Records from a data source
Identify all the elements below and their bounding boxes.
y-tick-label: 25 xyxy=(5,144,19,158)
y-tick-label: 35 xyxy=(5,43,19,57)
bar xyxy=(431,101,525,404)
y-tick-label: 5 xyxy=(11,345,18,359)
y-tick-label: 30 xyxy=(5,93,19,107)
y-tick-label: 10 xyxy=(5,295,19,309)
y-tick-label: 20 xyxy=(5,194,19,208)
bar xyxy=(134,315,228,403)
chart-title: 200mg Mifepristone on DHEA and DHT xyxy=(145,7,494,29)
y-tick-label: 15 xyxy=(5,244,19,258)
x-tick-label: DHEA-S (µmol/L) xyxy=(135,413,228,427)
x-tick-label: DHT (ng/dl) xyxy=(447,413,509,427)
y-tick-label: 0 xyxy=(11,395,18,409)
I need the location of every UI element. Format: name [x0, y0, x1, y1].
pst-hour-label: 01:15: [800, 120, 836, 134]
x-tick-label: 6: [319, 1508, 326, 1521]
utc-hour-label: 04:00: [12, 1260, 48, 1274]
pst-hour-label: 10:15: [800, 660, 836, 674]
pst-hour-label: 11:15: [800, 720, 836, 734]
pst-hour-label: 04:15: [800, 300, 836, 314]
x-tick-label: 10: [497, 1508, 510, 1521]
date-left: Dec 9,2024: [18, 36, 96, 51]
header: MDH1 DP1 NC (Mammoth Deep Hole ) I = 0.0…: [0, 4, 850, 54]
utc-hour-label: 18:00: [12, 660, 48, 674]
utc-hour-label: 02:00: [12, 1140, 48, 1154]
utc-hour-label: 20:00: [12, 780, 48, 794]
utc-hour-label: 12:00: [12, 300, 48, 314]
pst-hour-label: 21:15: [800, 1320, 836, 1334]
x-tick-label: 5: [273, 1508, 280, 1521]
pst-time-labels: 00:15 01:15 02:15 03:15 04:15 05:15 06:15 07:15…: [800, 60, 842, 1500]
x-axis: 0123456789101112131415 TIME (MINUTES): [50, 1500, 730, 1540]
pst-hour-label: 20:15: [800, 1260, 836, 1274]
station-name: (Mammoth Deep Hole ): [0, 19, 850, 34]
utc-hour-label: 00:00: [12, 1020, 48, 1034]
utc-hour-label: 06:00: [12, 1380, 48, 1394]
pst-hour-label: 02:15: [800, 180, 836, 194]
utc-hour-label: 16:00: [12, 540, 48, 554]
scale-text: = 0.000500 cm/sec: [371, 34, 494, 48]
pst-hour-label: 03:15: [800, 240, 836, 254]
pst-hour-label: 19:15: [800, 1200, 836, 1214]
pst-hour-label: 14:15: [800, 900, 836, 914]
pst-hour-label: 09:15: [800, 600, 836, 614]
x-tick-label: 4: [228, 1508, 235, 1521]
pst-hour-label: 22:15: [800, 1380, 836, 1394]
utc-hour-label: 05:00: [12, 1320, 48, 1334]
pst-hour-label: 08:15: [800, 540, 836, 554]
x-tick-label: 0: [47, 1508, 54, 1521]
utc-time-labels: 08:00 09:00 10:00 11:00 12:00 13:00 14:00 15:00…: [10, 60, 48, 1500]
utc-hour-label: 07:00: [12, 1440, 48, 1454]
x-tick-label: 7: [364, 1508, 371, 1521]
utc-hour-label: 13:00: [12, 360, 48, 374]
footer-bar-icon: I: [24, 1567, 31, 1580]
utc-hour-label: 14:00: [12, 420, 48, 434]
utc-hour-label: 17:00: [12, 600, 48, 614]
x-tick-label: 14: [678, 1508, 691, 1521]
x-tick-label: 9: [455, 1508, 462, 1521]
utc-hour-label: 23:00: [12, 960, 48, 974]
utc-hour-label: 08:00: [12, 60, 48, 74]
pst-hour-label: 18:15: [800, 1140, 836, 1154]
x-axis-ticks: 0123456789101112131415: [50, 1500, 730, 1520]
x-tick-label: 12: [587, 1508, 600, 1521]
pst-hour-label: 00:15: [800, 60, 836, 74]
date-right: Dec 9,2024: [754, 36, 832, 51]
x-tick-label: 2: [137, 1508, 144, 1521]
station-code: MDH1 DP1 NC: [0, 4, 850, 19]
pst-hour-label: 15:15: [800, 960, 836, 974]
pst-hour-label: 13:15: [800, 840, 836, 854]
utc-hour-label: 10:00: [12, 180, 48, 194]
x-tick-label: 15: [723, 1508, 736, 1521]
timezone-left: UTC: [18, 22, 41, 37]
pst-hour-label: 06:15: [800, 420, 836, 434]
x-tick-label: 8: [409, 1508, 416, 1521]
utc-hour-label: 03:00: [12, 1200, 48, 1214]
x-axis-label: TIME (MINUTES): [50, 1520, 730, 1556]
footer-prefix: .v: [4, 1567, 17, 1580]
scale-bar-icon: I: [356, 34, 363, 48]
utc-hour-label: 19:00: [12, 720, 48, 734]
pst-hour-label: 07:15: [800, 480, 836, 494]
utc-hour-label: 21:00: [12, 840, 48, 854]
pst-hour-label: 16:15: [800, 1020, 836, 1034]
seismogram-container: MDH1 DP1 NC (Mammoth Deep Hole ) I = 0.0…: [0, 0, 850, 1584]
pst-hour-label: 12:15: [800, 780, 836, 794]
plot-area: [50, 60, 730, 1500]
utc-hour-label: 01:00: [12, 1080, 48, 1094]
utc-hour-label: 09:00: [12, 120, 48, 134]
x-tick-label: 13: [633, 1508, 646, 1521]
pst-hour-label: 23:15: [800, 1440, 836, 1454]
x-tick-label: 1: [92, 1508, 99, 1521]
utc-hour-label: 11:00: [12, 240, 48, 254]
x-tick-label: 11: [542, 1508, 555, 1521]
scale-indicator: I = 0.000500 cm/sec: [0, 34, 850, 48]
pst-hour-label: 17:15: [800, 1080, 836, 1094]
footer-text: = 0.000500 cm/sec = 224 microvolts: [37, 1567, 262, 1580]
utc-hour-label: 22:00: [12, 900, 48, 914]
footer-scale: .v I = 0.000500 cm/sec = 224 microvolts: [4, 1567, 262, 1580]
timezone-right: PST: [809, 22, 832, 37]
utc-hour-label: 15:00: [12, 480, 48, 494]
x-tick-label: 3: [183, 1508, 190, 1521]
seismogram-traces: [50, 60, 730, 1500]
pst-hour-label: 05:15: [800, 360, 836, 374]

• WHAT IS EXPECTED
Render the data from its first line through the line containing "date-left: Dec 9,2024: [18, 36, 96, 51]", both included, as a Markdown table. Use the columns No. and Entry, give each line a row number, and leave out blank lines.

• IN RESPONSE
| No. | Entry |
|---|---|
| 1 | Identify all the elements below and their bounding boxes. |
| 2 | y-tick-label: 25 xyxy=(5,144,19,158) |
| 3 | y-tick-label: 35 xyxy=(5,43,19,57) |
| 4 | bar xyxy=(431,101,525,404) |
| 5 | y-tick-label: 5 xyxy=(11,345,18,359) |
| 6 | y-tick-label: 30 xyxy=(5,93,19,107) |
| 7 | y-tick-label: 10 xyxy=(5,295,19,309) |
| 8 | y-tick-label: 20 xyxy=(5,194,19,208) |
| 9 | bar xyxy=(134,315,228,403) |
| 10 | chart-title: 200mg Mifepristone on DHEA and DHT xyxy=(145,7,494,29) |
| 11 | y-tick-label: 15 xyxy=(5,244,19,258) |
| 12 | x-tick-label: DHEA-S (µmol/L) xyxy=(135,413,228,427) |
| 13 | x-tick-label: DHT (ng/dl) xyxy=(447,413,509,427) |
| 14 | y-tick-label: 0 xyxy=(11,395,18,409) |
| 15 | I need the location of every UI element. Format: name [x0, y0, x1, y1]. |
| 16 | pst-hour-label: 01:15: [800, 120, 836, 134] |
| 17 | x-tick-label: 6: [319, 1508, 326, 1521] |
| 18 | utc-hour-label: 04:00: [12, 1260, 48, 1274] |
| 19 | pst-hour-label: 10:15: [800, 660, 836, 674] |
| 20 | pst-hour-label: 11:15: [800, 720, 836, 734] |
| 21 | pst-hour-label: 04:15: [800, 300, 836, 314] |
| 22 | x-tick-label: 10: [497, 1508, 510, 1521] |
| 23 | date-left: Dec 9,2024: [18, 36, 96, 51] |